Give every line of the material again, exactly as written.

Data shown -
◆ ◆ ◆ ◆ ◆ ◆ ◆
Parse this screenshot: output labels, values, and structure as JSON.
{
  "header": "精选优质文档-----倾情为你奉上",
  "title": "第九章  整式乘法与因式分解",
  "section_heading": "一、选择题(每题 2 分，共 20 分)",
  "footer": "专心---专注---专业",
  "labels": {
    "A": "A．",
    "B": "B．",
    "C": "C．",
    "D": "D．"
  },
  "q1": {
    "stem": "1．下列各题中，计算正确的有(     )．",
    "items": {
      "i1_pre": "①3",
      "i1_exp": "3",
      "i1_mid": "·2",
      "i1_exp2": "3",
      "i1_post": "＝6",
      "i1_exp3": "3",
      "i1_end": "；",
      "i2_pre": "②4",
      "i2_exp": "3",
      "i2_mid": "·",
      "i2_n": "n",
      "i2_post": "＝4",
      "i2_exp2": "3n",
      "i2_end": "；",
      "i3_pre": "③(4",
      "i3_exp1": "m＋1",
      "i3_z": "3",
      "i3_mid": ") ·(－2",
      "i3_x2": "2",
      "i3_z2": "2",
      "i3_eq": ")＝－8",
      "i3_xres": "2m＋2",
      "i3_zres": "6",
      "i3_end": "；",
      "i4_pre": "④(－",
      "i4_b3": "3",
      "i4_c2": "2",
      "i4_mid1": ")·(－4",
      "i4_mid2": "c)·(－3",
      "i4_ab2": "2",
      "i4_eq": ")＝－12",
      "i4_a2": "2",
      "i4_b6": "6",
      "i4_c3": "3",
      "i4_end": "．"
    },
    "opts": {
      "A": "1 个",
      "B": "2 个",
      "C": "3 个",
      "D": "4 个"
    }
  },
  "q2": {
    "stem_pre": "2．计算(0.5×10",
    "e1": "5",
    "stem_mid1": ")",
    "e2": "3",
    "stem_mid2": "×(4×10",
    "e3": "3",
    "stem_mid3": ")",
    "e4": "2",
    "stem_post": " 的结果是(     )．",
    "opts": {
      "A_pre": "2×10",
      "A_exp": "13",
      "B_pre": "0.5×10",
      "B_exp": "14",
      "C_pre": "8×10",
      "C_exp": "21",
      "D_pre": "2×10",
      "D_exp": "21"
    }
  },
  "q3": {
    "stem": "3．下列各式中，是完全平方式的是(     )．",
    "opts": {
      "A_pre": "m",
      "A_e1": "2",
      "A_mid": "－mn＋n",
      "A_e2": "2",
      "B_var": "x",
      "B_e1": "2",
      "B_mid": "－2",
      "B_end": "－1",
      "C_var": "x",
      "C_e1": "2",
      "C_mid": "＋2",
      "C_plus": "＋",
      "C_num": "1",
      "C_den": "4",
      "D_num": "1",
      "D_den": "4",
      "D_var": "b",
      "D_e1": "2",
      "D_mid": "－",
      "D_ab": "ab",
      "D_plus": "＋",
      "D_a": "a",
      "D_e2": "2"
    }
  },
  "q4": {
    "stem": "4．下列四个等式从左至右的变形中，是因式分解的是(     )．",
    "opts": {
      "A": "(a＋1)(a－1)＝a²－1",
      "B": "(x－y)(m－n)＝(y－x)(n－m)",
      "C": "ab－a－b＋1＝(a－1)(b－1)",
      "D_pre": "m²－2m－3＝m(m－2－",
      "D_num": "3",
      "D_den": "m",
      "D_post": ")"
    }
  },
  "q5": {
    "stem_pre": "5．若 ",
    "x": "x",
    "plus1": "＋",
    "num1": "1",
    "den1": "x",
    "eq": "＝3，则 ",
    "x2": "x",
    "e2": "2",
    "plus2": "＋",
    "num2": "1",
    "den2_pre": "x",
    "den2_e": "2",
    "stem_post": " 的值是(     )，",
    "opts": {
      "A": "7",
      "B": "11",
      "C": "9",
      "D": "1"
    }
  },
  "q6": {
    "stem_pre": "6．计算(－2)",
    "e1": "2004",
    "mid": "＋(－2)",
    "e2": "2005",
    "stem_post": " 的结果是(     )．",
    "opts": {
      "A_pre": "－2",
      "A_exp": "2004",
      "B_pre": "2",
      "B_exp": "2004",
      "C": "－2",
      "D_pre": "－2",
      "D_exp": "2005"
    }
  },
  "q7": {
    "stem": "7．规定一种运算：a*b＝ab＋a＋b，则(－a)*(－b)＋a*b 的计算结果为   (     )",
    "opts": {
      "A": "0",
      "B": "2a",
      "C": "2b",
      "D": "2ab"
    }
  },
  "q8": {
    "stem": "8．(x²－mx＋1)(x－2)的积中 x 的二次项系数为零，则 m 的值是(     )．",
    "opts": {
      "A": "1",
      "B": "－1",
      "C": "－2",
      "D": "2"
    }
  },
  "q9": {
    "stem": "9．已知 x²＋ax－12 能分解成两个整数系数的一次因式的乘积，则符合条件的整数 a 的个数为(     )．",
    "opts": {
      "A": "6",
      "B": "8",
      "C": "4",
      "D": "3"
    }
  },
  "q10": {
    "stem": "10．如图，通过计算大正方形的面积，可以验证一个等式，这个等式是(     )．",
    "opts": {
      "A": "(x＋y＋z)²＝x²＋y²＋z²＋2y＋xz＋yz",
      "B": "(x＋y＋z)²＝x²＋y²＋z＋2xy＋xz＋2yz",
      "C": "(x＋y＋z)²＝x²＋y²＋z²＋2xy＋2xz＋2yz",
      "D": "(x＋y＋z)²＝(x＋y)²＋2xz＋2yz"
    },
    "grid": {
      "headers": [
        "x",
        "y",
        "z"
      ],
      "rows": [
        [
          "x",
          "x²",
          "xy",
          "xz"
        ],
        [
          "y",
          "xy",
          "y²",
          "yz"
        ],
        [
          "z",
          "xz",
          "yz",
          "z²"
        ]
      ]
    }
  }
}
◆ ◆ ◆ ◆ ◆ ◆ ◆
Response -
Parse this screenshot: output labels, values, and structure as JSON.
{
  "header": "精选优质文档-----倾情为你奉上",
  "title": "第九章  整式乘法与因式分解",
  "section_heading": "一、选择题(每题 2 分，共 20 分)",
  "footer": "专心---专注---专业",
  "labels": {
    "A": "A．",
    "B": "B．",
    "C": "C．",
    "D": "D．"
  },
  "q1": {
    "stem": "1．下列各题中，计算正确的有(     )．",
    "items": {
      "i1_pre": "①3",
      "i1_exp": "3",
      "i1_mid": "·2",
      "i1_exp2": "3",
      "i1_post": "＝6",
      "i1_exp3": "3",
      "i1_end": "；",
      "i2_pre": "②4",
      "i2_exp": "3",
      "i2_mid": "·",
      "i2_n": "n",
      "i2_post": "＝4",
      "i2_exp2": "3n",
      "i2_end": "；",
      "i3_pre": "③(4",
      "i3_exp1": "m＋1",
      "i3_z": "3",
      "i3_mid": ") ·(－2",
      "i3_x2": "2",
      "i3_z2": "2",
      "i3_eq": ")＝－8",
      "i3_xres": "2m＋2",
      "i3_zres": "6",
      "i3_end": "；",
      "i4_pre": "④(－",
      "i4_b3": "3",
      "i4_c2": "2",
      "i4_mid1": ")·(－4",
      "i4_mid2": "c)·(－3",
      "i4_ab2": "2",
      "i4_eq": ")＝－12",
      "i4_a2": "2",
      "i4_b6": "6",
      "i4_c3": "3",
      "i4_end": "．"
    },
    "opts": {
      "A": "1 个",
      "B": "2 个",
      "C": "3 个",
      "D": "4 个"
    }
  },
  "q2": {
    "stem_pre": "2．计算(0.5×10",
    "e1": "5",
    "stem_mid1": ")",
    "e2": "3",
    "stem_mid2": "×(4×10",
    "e3": "3",
    "stem_mid3": ")",
    "e4": "2",
    "stem_post": " 的结果是(     )．",
    "opts": {
      "A_pre": "2×10",
      "A_exp": "13",
      "B_pre": "0.5×10",
      "B_exp": "14",
      "C_pre": "8×10",
      "C_exp": "21",
      "D_pre": "2×10",
      "D_exp": "21"
    }
  },
  "q3": {
    "stem": "3．下列各式中，是完全平方式的是(     )．",
    "opts": {
      "A_pre": "m",
      "A_e1": "2",
      "A_mid": "－mn＋n",
      "A_e2": "2",
      "B_var": "x",
      "B_e1": "2",
      "B_mid": "－2",
      "B_end": "－1",
      "C_var": "x",
      "C_e1": "2",
      "C_mid": "＋2",
      "C_plus": "＋",
      "C_num": "1",
      "C_den": "4",
      "D_num": "1",
      "D_den": "4",
      "D_var": "b",
      "D_e1": "2",
      "D_mid": "－",
      "D_ab": "ab",
      "D_plus": "＋",
      "D_a": "a",
      "D_e2": "2"
    }
  },
  "q4": {
    "stem": "4．下列四个等式从左至右的变形中，是因式分解的是(     )．",
    "opts": {
      "A": "(a＋1)(a－1)＝a²－1",
      "B": "(x－y)(m－n)＝(y－x)(n－m)",
      "C": "ab－a－b＋1＝(a－1)(b－1)",
      "D_pre": "m²－2m－3＝m(m－2－",
      "D_num": "3",
      "D_den": "m",
      "D_post": ")"
    }
  },
  "q5": {
    "stem_pre": "5．若 ",
    "x": "x",
    "plus1": "＋",
    "num1": "1",
    "den1": "x",
    "eq": "＝3，则 ",
    "x2": "x",
    "e2": "2",
    "plus2": "＋",
    "num2": "1",
    "den2_pre": "x",
    "den2_e": "2",
    "stem_post": " 的值是(     )，",
    "opts": {
      "A": "7",
      "B": "11",
      "C": "9",
      "D": "1"
    }
  },
  "q6": {
    "stem_pre": "6．计算(－2)",
    "e1": "2004",
    "mid": "＋(－2)",
    "e2": "2005",
    "stem_post": " 的结果是(     )．",
    "opts": {
      "A_pre": "－2",
      "A_exp": "2004",
      "B_pre": "2",
      "B_exp": "2004",
      "C": "－2",
      "D_pre": "－2",
      "D_exp": "2005"
    }
  },
  "q7": {
    "stem": "7．规定一种运算：a*b＝ab＋a＋b，则(－a)*(－b)＋a*b 的计算结果为   (     )",
    "opts": {
      "A": "0",
      "B": "2a",
      "C": "2b",
      "D": "2ab"
    }
  },
  "q8": {
    "stem": "8．(x²－mx＋1)(x－2)的积中 x 的二次项系数为零，则 m 的值是(     )．",
    "opts": {
      "A": "1",
      "B": "－1",
      "C": "－2",
      "D": "2"
    }
  },
  "q9": {
    "stem": "9．已知 x²＋ax－12 能分解成两个整数系数的一次因式的乘积，则符合条件的整数 a 的个数为(     )．",
    "opts": {
      "A": "6",
      "B": "8",
      "C": "4",
      "D": "3"
    }
  },
  "q10": {
    "stem": "10．如图，通过计算大正方形的面积，可以验证一个等式，这个等式是(     )．",
    "opts": {
      "A": "(x＋y＋z)²＝x²＋y²＋z²＋2y＋xz＋yz",
      "B": "(x＋y＋z)²＝x²＋y²＋z＋2xy＋xz＋2yz",
      "C": "(x＋y＋z)²＝x²＋y²＋z²＋2xy＋2xz＋2yz",
      "D": "(x＋y＋z)²＝(x＋y)²＋2xz＋2yz"
    },
    "grid": {
      "headers": [
        "x",
        "y",
        "z"
      ],
      "rows": [
        [
          "x",
          "x²",
          "xy",
          "xz"
        ],
        [
          "y",
          "xy",
          "y²",
          "yz"
        ],
        [
          "z",
          "xz",
          "yz",
          "z²"
        ]
      ]
    }
  }
}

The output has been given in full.